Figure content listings
•••
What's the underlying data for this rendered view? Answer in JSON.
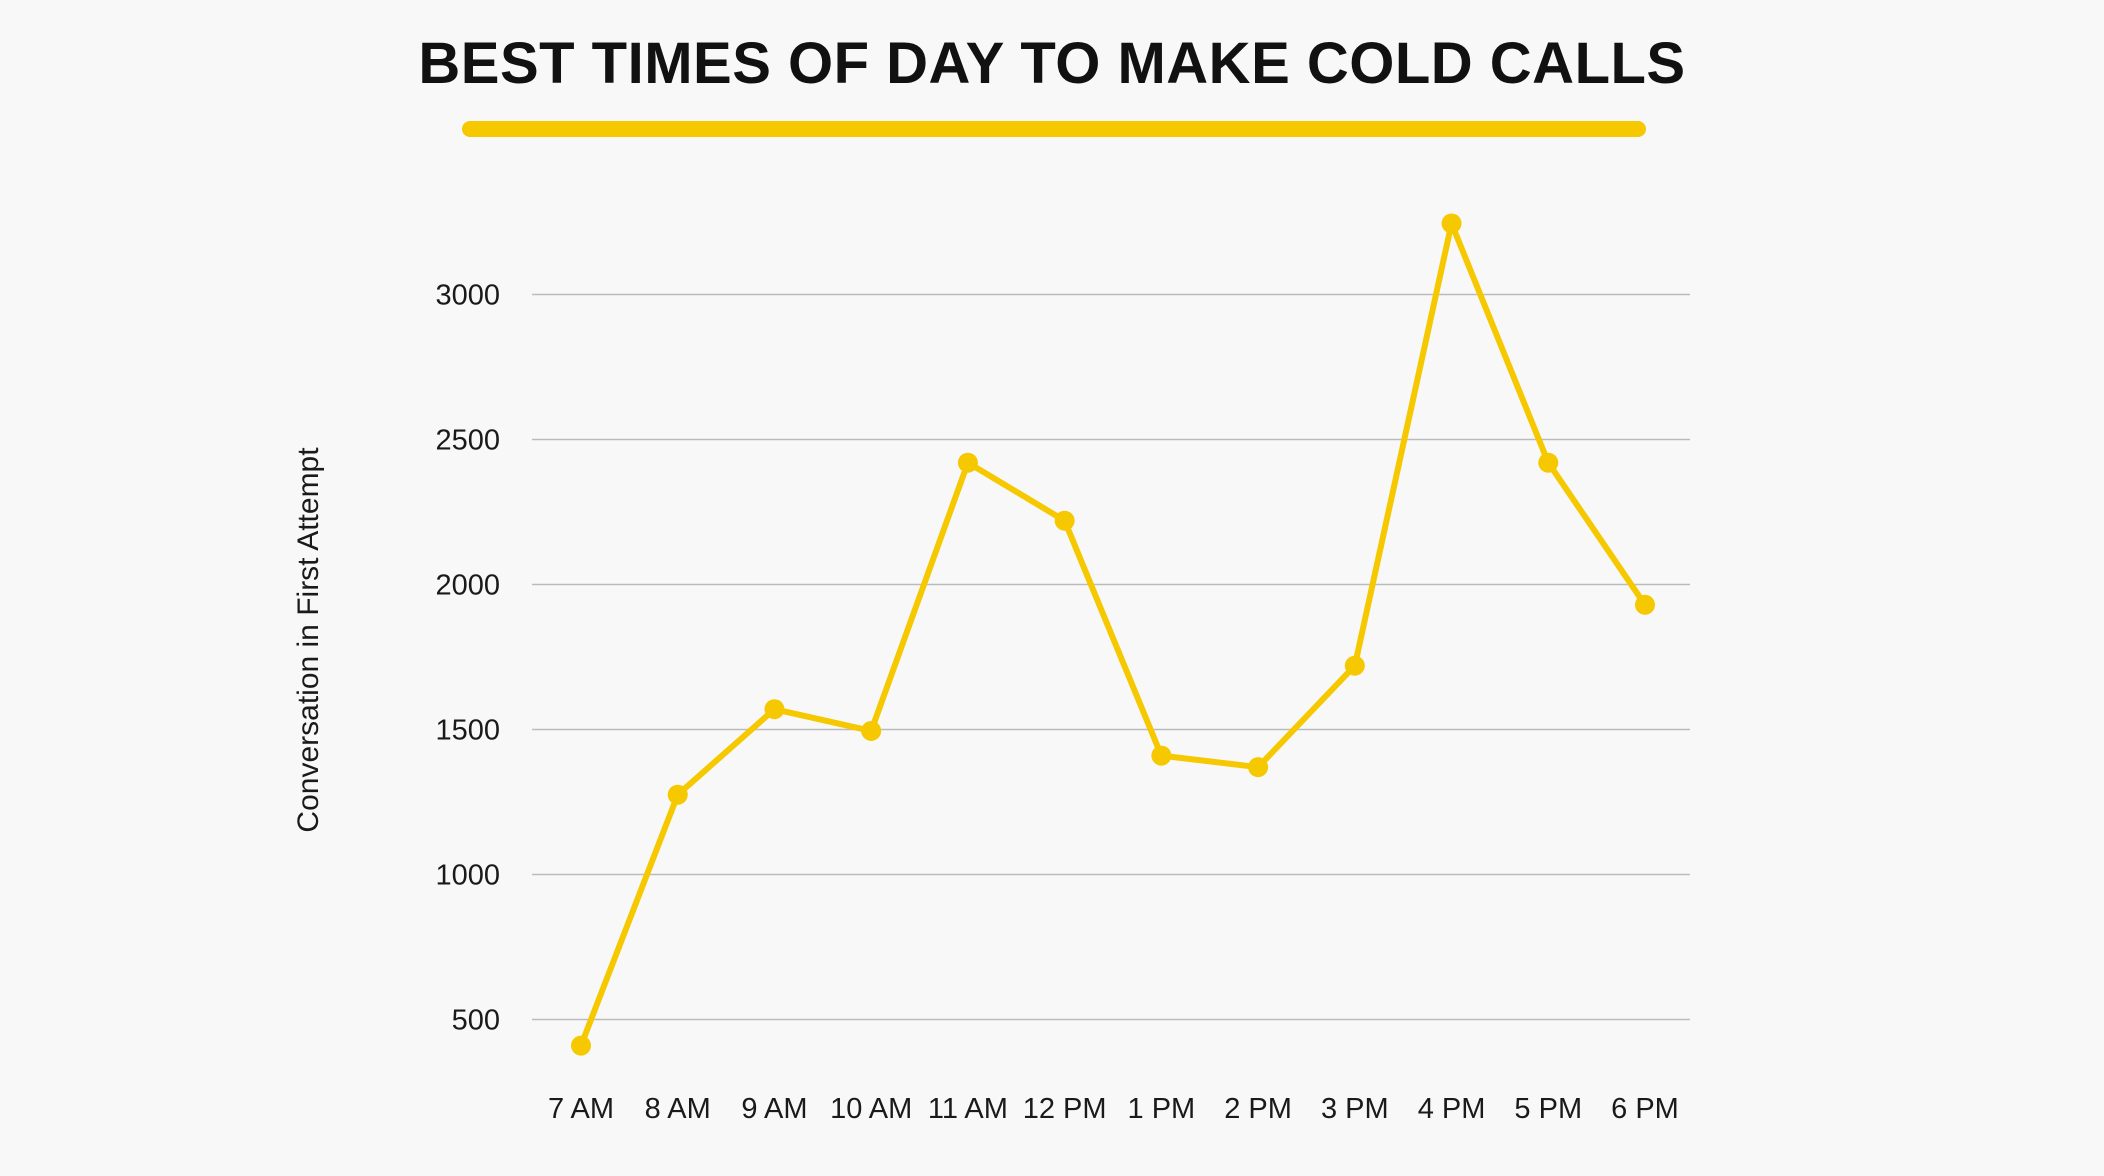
{
  "colors": {
    "background": "#f8f8f8",
    "accent": "#f5c800",
    "gridline": "#bbbbbb",
    "text": "#111111"
  },
  "chart_data": {
    "type": "line",
    "title": "BEST TIMES OF DAY TO MAKE COLD CALLS",
    "xlabel": "",
    "ylabel": "Conversation in First Attempt",
    "categories": [
      "7 AM",
      "8 AM",
      "9 AM",
      "10 AM",
      "11 AM",
      "12 PM",
      "1 PM",
      "2 PM",
      "3 PM",
      "4 PM",
      "5 PM",
      "6 PM"
    ],
    "series": [
      {
        "values": [
          410,
          1275,
          1570,
          1495,
          2420,
          2220,
          1410,
          1370,
          1720,
          3245,
          2420,
          1930
        ]
      }
    ],
    "yticks": [
      500,
      1000,
      1500,
      2000,
      2500,
      3000
    ],
    "ylim": [
      412,
      3250
    ],
    "grid": true,
    "legend": "none"
  }
}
•••
◆ Problem description: Quote each line of the listing exactly, but leave the pictures out.

◆ Answer:
What's the underlying data for this rendered view? Answer in JSON.
{
  "colors": {
    "background": "#f8f8f8",
    "accent": "#f5c800",
    "gridline": "#bbbbbb",
    "text": "#111111"
  },
  "chart_data": {
    "type": "line",
    "title": "BEST TIMES OF DAY TO MAKE COLD CALLS",
    "xlabel": "",
    "ylabel": "Conversation in First Attempt",
    "categories": [
      "7 AM",
      "8 AM",
      "9 AM",
      "10 AM",
      "11 AM",
      "12 PM",
      "1 PM",
      "2 PM",
      "3 PM",
      "4 PM",
      "5 PM",
      "6 PM"
    ],
    "series": [
      {
        "values": [
          410,
          1275,
          1570,
          1495,
          2420,
          2220,
          1410,
          1370,
          1720,
          3245,
          2420,
          1930
        ]
      }
    ],
    "yticks": [
      500,
      1000,
      1500,
      2000,
      2500,
      3000
    ],
    "ylim": [
      412,
      3250
    ],
    "grid": true,
    "legend": "none"
  }
}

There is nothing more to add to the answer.